Exactly as given, repeat all of the entries.

--- START OF Records for this exercise ---

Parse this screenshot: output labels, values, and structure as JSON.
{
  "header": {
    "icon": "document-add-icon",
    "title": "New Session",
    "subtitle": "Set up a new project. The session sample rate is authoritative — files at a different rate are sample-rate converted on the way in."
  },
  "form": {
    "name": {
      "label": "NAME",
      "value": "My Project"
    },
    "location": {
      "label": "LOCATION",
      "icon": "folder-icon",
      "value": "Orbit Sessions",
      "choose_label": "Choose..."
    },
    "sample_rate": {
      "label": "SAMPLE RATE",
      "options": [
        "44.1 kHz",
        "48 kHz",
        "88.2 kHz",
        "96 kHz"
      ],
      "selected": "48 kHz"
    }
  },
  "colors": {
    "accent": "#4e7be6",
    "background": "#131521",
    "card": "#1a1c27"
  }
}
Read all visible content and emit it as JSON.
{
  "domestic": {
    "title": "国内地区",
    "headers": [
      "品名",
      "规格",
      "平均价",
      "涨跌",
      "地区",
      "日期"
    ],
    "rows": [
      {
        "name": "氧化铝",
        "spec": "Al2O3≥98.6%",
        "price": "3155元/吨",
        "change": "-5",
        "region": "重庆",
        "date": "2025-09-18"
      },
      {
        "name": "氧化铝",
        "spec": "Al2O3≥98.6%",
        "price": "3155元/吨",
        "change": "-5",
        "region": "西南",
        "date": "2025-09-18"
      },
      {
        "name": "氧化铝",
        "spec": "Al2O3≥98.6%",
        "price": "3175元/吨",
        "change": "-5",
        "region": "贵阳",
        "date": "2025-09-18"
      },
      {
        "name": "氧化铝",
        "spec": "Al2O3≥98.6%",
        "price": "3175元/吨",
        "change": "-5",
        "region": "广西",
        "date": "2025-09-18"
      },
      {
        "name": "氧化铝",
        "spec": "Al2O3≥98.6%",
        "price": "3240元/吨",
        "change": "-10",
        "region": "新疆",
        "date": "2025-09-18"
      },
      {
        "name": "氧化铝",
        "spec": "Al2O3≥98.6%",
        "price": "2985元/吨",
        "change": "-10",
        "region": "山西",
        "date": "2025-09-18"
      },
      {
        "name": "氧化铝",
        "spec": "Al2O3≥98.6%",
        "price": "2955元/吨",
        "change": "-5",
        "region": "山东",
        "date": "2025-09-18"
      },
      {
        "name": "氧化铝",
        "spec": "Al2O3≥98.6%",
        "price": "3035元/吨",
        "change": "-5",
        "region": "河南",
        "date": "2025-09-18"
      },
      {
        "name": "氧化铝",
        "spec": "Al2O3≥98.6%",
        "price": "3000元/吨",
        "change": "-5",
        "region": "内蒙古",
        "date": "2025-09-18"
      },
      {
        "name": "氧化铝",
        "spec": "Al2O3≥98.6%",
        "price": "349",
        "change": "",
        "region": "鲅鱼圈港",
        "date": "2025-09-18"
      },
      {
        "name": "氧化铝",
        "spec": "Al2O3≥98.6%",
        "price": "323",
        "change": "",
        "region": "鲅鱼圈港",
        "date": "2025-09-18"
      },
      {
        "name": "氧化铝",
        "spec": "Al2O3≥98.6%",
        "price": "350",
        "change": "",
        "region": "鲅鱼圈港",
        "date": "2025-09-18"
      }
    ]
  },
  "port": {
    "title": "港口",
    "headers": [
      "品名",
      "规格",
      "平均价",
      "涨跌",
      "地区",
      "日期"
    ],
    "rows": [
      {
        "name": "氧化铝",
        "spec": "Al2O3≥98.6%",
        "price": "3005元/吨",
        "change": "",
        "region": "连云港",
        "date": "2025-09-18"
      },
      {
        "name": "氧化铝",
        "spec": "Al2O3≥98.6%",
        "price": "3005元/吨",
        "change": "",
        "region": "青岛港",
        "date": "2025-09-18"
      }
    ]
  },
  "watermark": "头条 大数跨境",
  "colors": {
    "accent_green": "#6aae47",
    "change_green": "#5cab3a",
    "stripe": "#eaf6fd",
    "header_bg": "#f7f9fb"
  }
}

--- END OF Records for this exercise ---

Written solution ▸
Parse this screenshot: output labels, values, and structure as JSON.
{
  "header": {
    "icon": "document-add-icon",
    "title": "New Session",
    "subtitle": "Set up a new project. The session sample rate is authoritative — files at a different rate are sample-rate converted on the way in."
  },
  "form": {
    "name": {
      "label": "NAME",
      "value": "My Project"
    },
    "location": {
      "label": "LOCATION",
      "icon": "folder-icon",
      "value": "Orbit Sessions",
      "choose_label": "Choose..."
    },
    "sample_rate": {
      "label": "SAMPLE RATE",
      "options": [
        "44.1 kHz",
        "48 kHz",
        "88.2 kHz",
        "96 kHz"
      ],
      "selected": "48 kHz"
    }
  },
  "colors": {
    "accent": "#4e7be6",
    "background": "#131521",
    "card": "#1a1c27"
  }
}
Read all visible content and emit it as JSON.
{
  "domestic": {
    "title": "国内地区",
    "headers": [
      "品名",
      "规格",
      "平均价",
      "涨跌",
      "地区",
      "日期"
    ],
    "rows": [
      {
        "name": "氧化铝",
        "spec": "Al2O3≥98.6%",
        "price": "3155元/吨",
        "change": "-5",
        "region": "重庆",
        "date": "2025-09-18"
      },
      {
        "name": "氧化铝",
        "spec": "Al2O3≥98.6%",
        "price": "3155元/吨",
        "change": "-5",
        "region": "西南",
        "date": "2025-09-18"
      },
      {
        "name": "氧化铝",
        "spec": "Al2O3≥98.6%",
        "price": "3175元/吨",
        "change": "-5",
        "region": "贵阳",
        "date": "2025-09-18"
      },
      {
        "name": "氧化铝",
        "spec": "Al2O3≥98.6%",
        "price": "3175元/吨",
        "change": "-5",
        "region": "广西",
        "date": "2025-09-18"
      },
      {
        "name": "氧化铝",
        "spec": "Al2O3≥98.6%",
        "price": "3240元/吨",
        "change": "-10",
        "region": "新疆",
        "date": "2025-09-18"
      },
      {
        "name": "氧化铝",
        "spec": "Al2O3≥98.6%",
        "price": "2985元/吨",
        "change": "-10",
        "region": "山西",
        "date": "2025-09-18"
      },
      {
        "name": "氧化铝",
        "spec": "Al2O3≥98.6%",
        "price": "2955元/吨",
        "change": "-5",
        "region": "山东",
        "date": "2025-09-18"
      },
      {
        "name": "氧化铝",
        "spec": "Al2O3≥98.6%",
        "price": "3035元/吨",
        "change": "-5",
        "region": "河南",
        "date": "2025-09-18"
      },
      {
        "name": "氧化铝",
        "spec": "Al2O3≥98.6%",
        "price": "3000元/吨",
        "change": "-5",
        "region": "内蒙古",
        "date": "2025-09-18"
      },
      {
        "name": "氧化铝",
        "spec": "Al2O3≥98.6%",
        "price": "349",
        "change": "",
        "region": "鲅鱼圈港",
        "date": "2025-09-18"
      },
      {
        "name": "氧化铝",
        "spec": "Al2O3≥98.6%",
        "price": "323",
        "change": "",
        "region": "鲅鱼圈港",
        "date": "2025-09-18"
      },
      {
        "name": "氧化铝",
        "spec": "Al2O3≥98.6%",
        "price": "350",
        "change": "",
        "region": "鲅鱼圈港",
        "date": "2025-09-18"
      }
    ]
  },
  "port": {
    "title": "港口",
    "headers": [
      "品名",
      "规格",
      "平均价",
      "涨跌",
      "地区",
      "日期"
    ],
    "rows": [
      {
        "name": "氧化铝",
        "spec": "Al2O3≥98.6%",
        "price": "3005元/吨",
        "change": "",
        "region": "连云港",
        "date": "2025-09-18"
      },
      {
        "name": "氧化铝",
        "spec": "Al2O3≥98.6%",
        "price": "3005元/吨",
        "change": "",
        "region": "青岛港",
        "date": "2025-09-18"
      }
    ]
  },
  "watermark": "头条 大数跨境",
  "colors": {
    "accent_green": "#6aae47",
    "change_green": "#5cab3a",
    "stripe": "#eaf6fd",
    "header_bg": "#f7f9fb"
  }
}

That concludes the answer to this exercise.